> [WRITTEN REQUEST] Isolate every line in the data with the string "downloads" and copy it.

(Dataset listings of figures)
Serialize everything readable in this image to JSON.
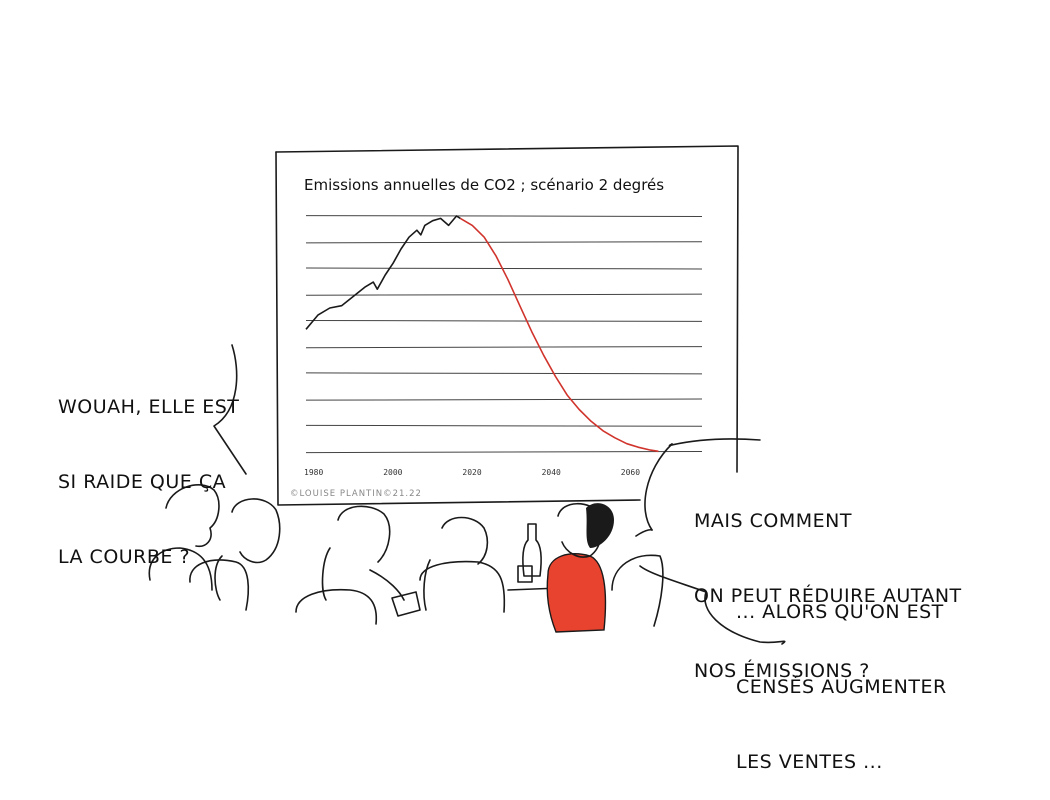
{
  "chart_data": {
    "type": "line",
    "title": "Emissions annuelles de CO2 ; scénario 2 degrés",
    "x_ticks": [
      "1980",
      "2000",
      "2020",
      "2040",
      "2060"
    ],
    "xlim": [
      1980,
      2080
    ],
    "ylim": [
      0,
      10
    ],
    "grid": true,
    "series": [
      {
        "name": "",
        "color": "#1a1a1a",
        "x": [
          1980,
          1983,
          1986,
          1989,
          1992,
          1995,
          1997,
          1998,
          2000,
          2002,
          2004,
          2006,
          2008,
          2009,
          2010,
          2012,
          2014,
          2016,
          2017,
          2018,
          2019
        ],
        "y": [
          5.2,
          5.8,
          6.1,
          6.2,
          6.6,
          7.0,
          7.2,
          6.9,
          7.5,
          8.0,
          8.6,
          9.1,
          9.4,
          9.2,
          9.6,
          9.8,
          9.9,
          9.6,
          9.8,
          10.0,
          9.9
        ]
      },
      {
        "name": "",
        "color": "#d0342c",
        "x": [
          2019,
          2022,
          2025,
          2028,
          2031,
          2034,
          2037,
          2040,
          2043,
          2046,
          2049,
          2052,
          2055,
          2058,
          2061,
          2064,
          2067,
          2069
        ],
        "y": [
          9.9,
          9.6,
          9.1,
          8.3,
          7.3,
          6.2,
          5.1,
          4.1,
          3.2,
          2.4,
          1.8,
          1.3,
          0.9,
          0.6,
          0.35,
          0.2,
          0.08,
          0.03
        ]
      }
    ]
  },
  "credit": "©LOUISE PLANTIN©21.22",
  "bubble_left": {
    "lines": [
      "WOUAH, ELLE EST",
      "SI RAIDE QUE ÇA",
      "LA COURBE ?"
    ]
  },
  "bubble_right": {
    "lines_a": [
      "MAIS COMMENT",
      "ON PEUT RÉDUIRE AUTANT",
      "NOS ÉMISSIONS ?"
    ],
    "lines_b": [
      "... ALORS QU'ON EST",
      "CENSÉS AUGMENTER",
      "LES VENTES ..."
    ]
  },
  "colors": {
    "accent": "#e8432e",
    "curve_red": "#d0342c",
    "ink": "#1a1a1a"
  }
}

* * *

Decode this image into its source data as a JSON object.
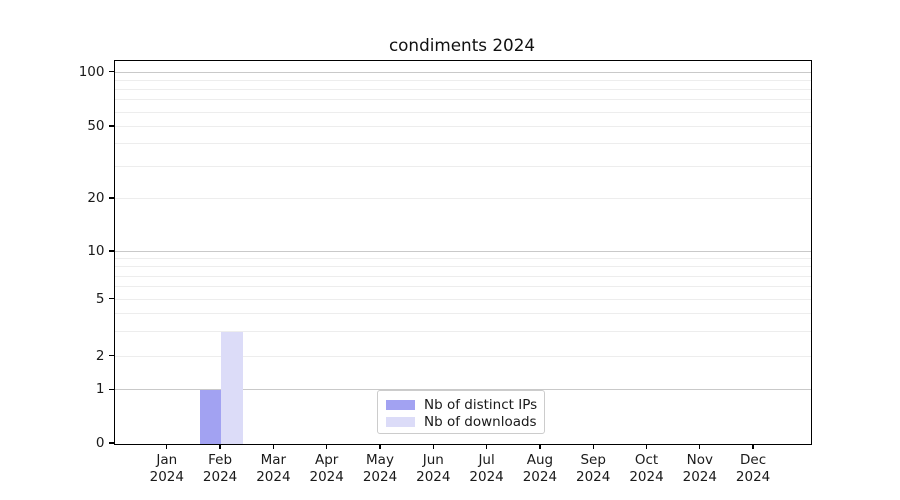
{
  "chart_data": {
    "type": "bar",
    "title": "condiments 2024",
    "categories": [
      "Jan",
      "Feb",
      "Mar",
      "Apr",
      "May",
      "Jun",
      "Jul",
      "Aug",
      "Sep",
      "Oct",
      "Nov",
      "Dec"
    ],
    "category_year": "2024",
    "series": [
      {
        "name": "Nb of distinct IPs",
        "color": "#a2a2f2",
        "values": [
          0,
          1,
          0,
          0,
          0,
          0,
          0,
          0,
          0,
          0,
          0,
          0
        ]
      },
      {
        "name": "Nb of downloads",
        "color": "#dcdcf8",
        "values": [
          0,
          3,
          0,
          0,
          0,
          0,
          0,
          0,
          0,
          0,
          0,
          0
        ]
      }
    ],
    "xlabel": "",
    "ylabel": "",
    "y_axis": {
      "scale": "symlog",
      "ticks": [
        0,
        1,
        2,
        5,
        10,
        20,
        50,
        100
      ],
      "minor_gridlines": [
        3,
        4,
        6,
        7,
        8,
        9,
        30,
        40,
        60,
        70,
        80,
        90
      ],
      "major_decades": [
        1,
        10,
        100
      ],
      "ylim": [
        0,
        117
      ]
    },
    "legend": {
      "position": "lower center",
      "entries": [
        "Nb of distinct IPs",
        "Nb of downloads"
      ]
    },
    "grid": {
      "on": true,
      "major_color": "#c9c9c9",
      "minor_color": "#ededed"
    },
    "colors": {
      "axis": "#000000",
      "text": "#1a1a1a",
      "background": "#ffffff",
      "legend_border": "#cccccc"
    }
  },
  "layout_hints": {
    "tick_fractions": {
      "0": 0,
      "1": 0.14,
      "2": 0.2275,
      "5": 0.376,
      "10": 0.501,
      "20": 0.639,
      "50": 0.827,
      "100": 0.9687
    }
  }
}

> [EXERCISE SOLUTION]
        "name": "Nb of downloads",
        "Nb of downloads"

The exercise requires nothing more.